Copy out every line of the listing below word for word, leaving out the picture.

### DATA EXTRACT
==================================================
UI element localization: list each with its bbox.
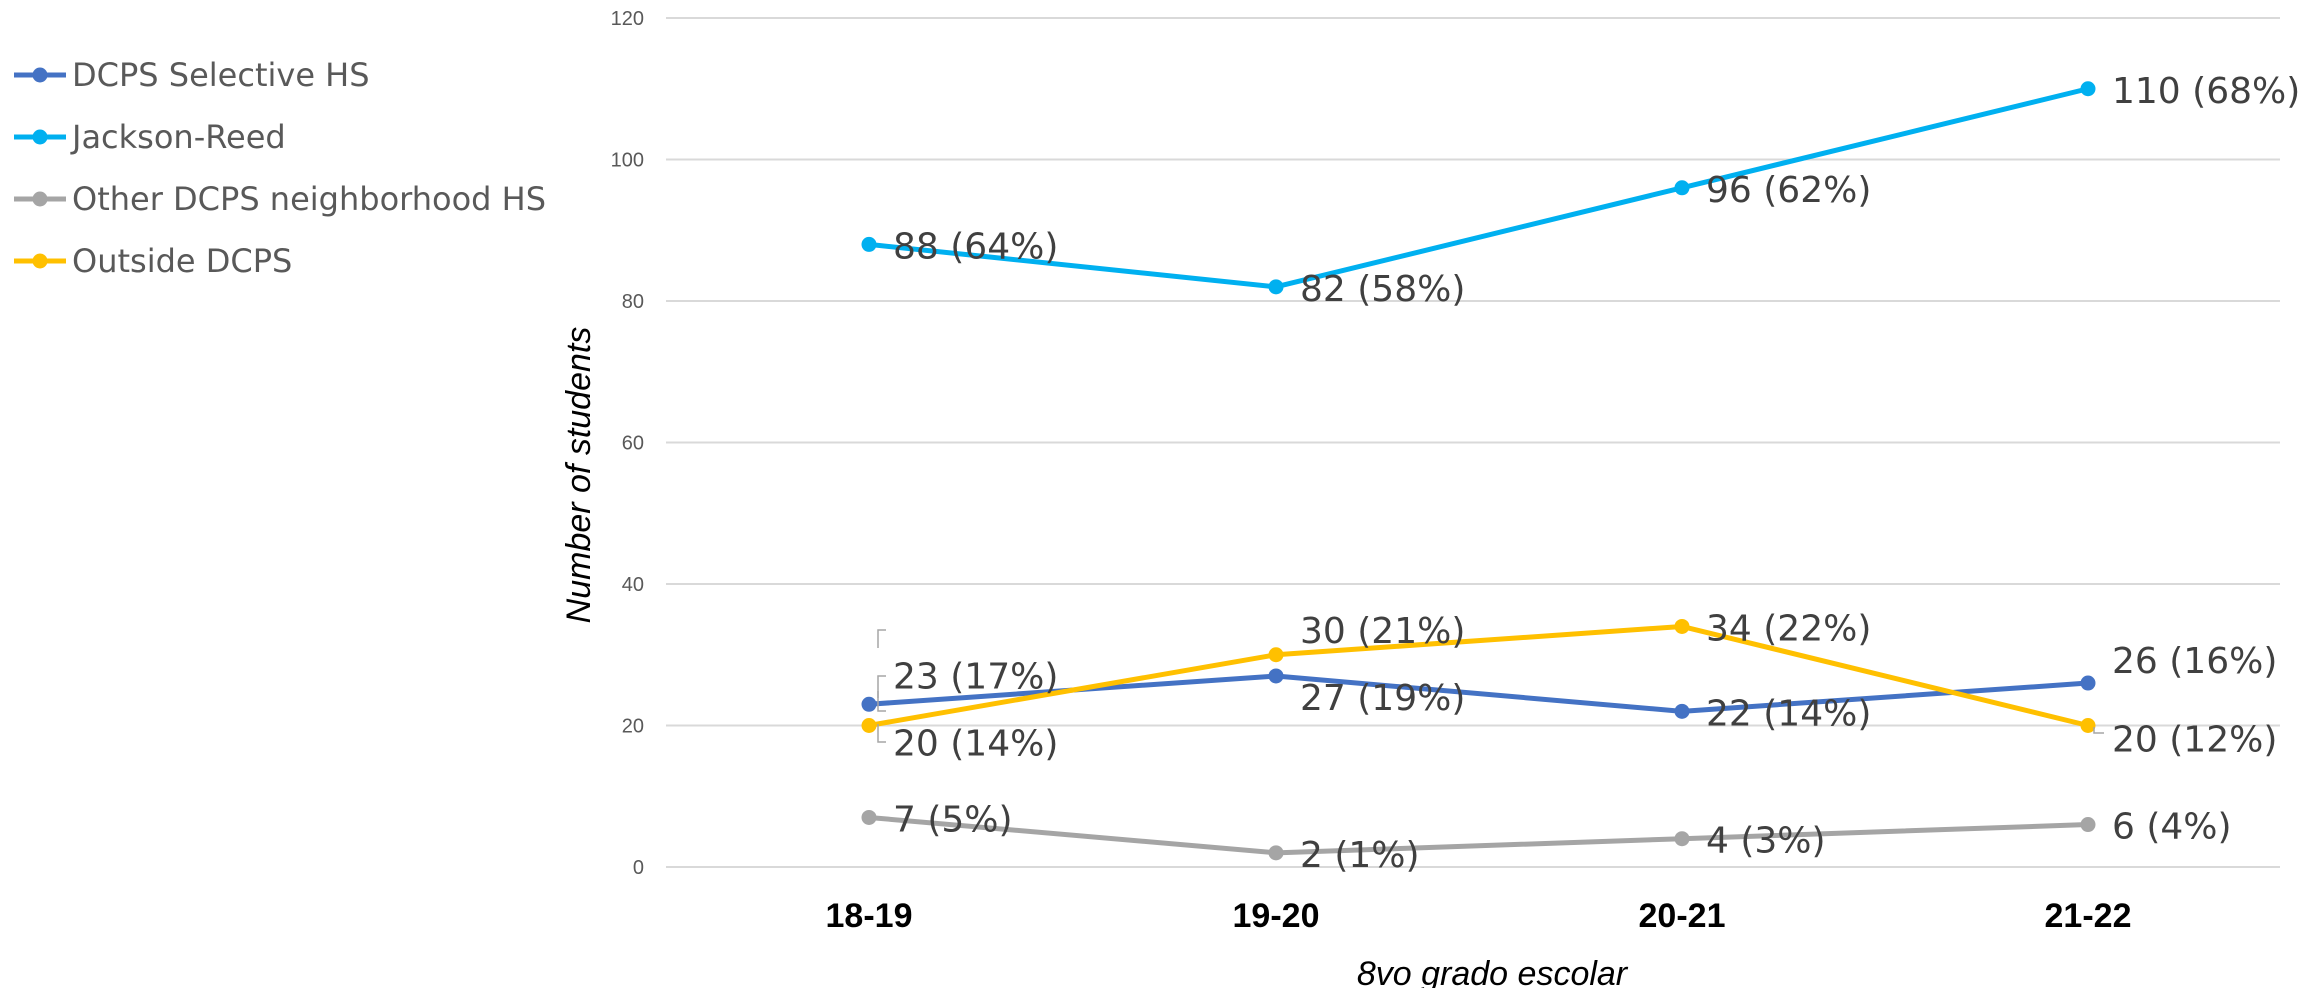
data-point [861,809,877,825]
legend-swatch-marker [32,67,48,83]
data-label: 110 (68%) [2112,71,2300,112]
x-tick-label: 21-22 [2045,897,2132,935]
data-label: 20 (14%) [893,724,1058,765]
data-label: 88 (64%) [893,226,1058,267]
data-point [1674,703,1690,719]
series-2 [861,809,2096,861]
series-line [866,623,2091,728]
y-tick-label: 20 [622,716,644,738]
data-label: 82 (58%) [1300,269,1465,310]
series-line [866,814,2091,856]
y-tick-label: 0 [633,857,644,879]
leader-line [877,724,886,743]
data-label: 30 (21%) [1300,611,1465,652]
leader-line [877,691,886,712]
data-point [1674,831,1690,847]
y-tick-label: 120 [611,8,644,30]
data-point [2080,675,2096,691]
y-tick-label: 100 [611,150,644,172]
legend-label: Outside DCPS [72,242,292,280]
leader-line [877,675,886,698]
data-labels: 23 (17%) 27 (19%) 22 (14%) 26 (16%) 88 (64%)… [893,71,2300,876]
data-point [1268,647,1284,663]
data-point [2080,817,2096,833]
data-point [2080,718,2096,733]
data-label: 27 (19%) [1300,678,1465,719]
data-point [861,236,877,252]
data-point [861,696,877,712]
x-tick-label: 18-19 [826,897,913,935]
legend: DCPS Selective HS Jackson-Reed Other DCPS … [14,56,546,280]
legend-item: Outside DCPS [14,242,292,280]
legend-label: DCPS Selective HS [72,56,370,94]
legend-swatch-marker [32,129,48,145]
legend-swatch-marker [32,253,48,269]
legend-label: Other DCPS neighborhood HS [72,180,546,218]
x-axis-title: 8vo grado escolar [1357,955,1629,988]
label-leader-lines [877,629,2104,743]
data-point [1268,279,1284,295]
data-point [1674,180,1690,196]
gridlines [666,17,2280,868]
data-label: 26 (16%) [2112,641,2277,682]
y-tick-label: 60 [622,433,644,455]
x-axis-ticks: 18-19 19-20 20-21 21-22 [826,897,2132,935]
data-point [861,718,877,733]
x-tick-label: 20-21 [1639,897,1726,935]
x-tick-label: 19-20 [1233,897,1320,935]
y-axis-ticks: 0 20 40 60 80 100 120 [611,8,644,879]
data-point [1268,668,1284,684]
data-label: 23 (17%) [893,656,1058,697]
series-lines [861,81,2096,861]
data-label: 6 (4%) [2112,807,2232,848]
legend-item: Other DCPS neighborhood HS [14,180,546,218]
series-3 [861,618,2096,733]
y-tick-label: 40 [622,574,644,596]
data-point [1674,618,1690,634]
data-label: 4 (3%) [1706,821,1826,862]
y-tick-label: 80 [622,291,644,313]
y-axis-title: Number of students [560,327,598,624]
data-label: 20 (12%) [2112,720,2277,761]
legend-swatch-marker [32,191,48,207]
leader-line [2093,727,2104,734]
data-label: 96 (62%) [1706,170,1871,211]
legend-item: Jackson-Reed [14,118,286,156]
legend-item: DCPS Selective HS [14,56,370,94]
data-label: 2 (1%) [1300,835,1420,876]
data-label: 22 (14%) [1706,693,1871,734]
series-line [866,86,2091,290]
data-point [2080,81,2096,97]
data-label: 34 (22%) [1706,608,1871,649]
data-label: 7 (5%) [893,799,1013,840]
leader-line [877,629,886,648]
data-point [1268,845,1284,861]
legend-label: Jackson-Reed [70,118,286,156]
series-1 [861,81,2096,295]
==================================================
### COMPLETE ANSWER
UI element localization: list each with its bbox.
data-point [861,809,877,825]
legend-swatch-marker [32,67,48,83]
data-label: 110 (68%) [2112,71,2300,112]
x-tick-label: 21-22 [2045,897,2132,935]
data-label: 20 (14%) [893,724,1058,765]
data-label: 88 (64%) [893,226,1058,267]
data-point [1674,703,1690,719]
series-2 [861,809,2096,861]
series-line [866,623,2091,728]
y-tick-label: 20 [622,716,644,738]
data-label: 82 (58%) [1300,269,1465,310]
series-line [866,814,2091,856]
y-tick-label: 0 [633,857,644,879]
leader-line [877,724,886,743]
data-label: 30 (21%) [1300,611,1465,652]
leader-line [877,691,886,712]
data-point [1674,831,1690,847]
y-tick-label: 120 [611,8,644,30]
data-point [2080,675,2096,691]
y-tick-label: 100 [611,150,644,172]
legend-label: Outside DCPS [72,242,292,280]
leader-line [877,675,886,698]
data-labels: 23 (17%) 27 (19%) 22 (14%) 26 (16%) 88 (64%)… [893,71,2300,876]
data-point [1268,647,1284,663]
data-point [2080,817,2096,833]
data-point [2080,718,2096,733]
data-label: 27 (19%) [1300,678,1465,719]
data-point [861,236,877,252]
data-point [861,696,877,712]
x-tick-label: 18-19 [826,897,913,935]
legend: DCPS Selective HS Jackson-Reed Other DCPS … [14,56,546,280]
legend-item: Outside DCPS [14,242,292,280]
legend-label: DCPS Selective HS [72,56,370,94]
legend-swatch-marker [32,129,48,145]
legend-swatch-marker [32,253,48,269]
legend-label: Other DCPS neighborhood HS [72,180,546,218]
x-axis-title: 8vo grado escolar [1357,955,1629,988]
label-leader-lines [877,629,2104,743]
data-point [1268,279,1284,295]
data-point [1674,180,1690,196]
gridlines [666,17,2280,868]
data-label: 26 (16%) [2112,641,2277,682]
y-tick-label: 60 [622,433,644,455]
x-axis-ticks: 18-19 19-20 20-21 21-22 [826,897,2132,935]
data-point [861,718,877,733]
x-tick-label: 20-21 [1639,897,1726,935]
x-tick-label: 19-20 [1233,897,1320,935]
y-axis-ticks: 0 20 40 60 80 100 120 [611,8,644,879]
data-point [1268,668,1284,684]
data-label: 23 (17%) [893,656,1058,697]
series-lines [861,81,2096,861]
data-label: 6 (4%) [2112,807,2232,848]
legend-item: Other DCPS neighborhood HS [14,180,546,218]
series-3 [861,618,2096,733]
y-tick-label: 40 [622,574,644,596]
data-point [1674,618,1690,634]
data-label: 4 (3%) [1706,821,1826,862]
y-tick-label: 80 [622,291,644,313]
y-axis-title: Number of students [560,327,598,624]
data-label: 20 (12%) [2112,720,2277,761]
legend-swatch-marker [32,191,48,207]
leader-line [2093,727,2104,734]
data-label: 96 (62%) [1706,170,1871,211]
legend-item: Jackson-Reed [14,118,286,156]
legend-item: DCPS Selective HS [14,56,370,94]
data-label: 2 (1%) [1300,835,1420,876]
data-label: 22 (14%) [1706,693,1871,734]
series-line [866,86,2091,290]
data-point [2080,81,2096,97]
data-label: 34 (22%) [1706,608,1871,649]
data-label: 7 (5%) [893,799,1013,840]
leader-line [877,629,886,648]
data-point [1268,845,1284,861]
legend-label: Jackson-Reed [70,118,286,156]
series-1 [861,81,2096,295]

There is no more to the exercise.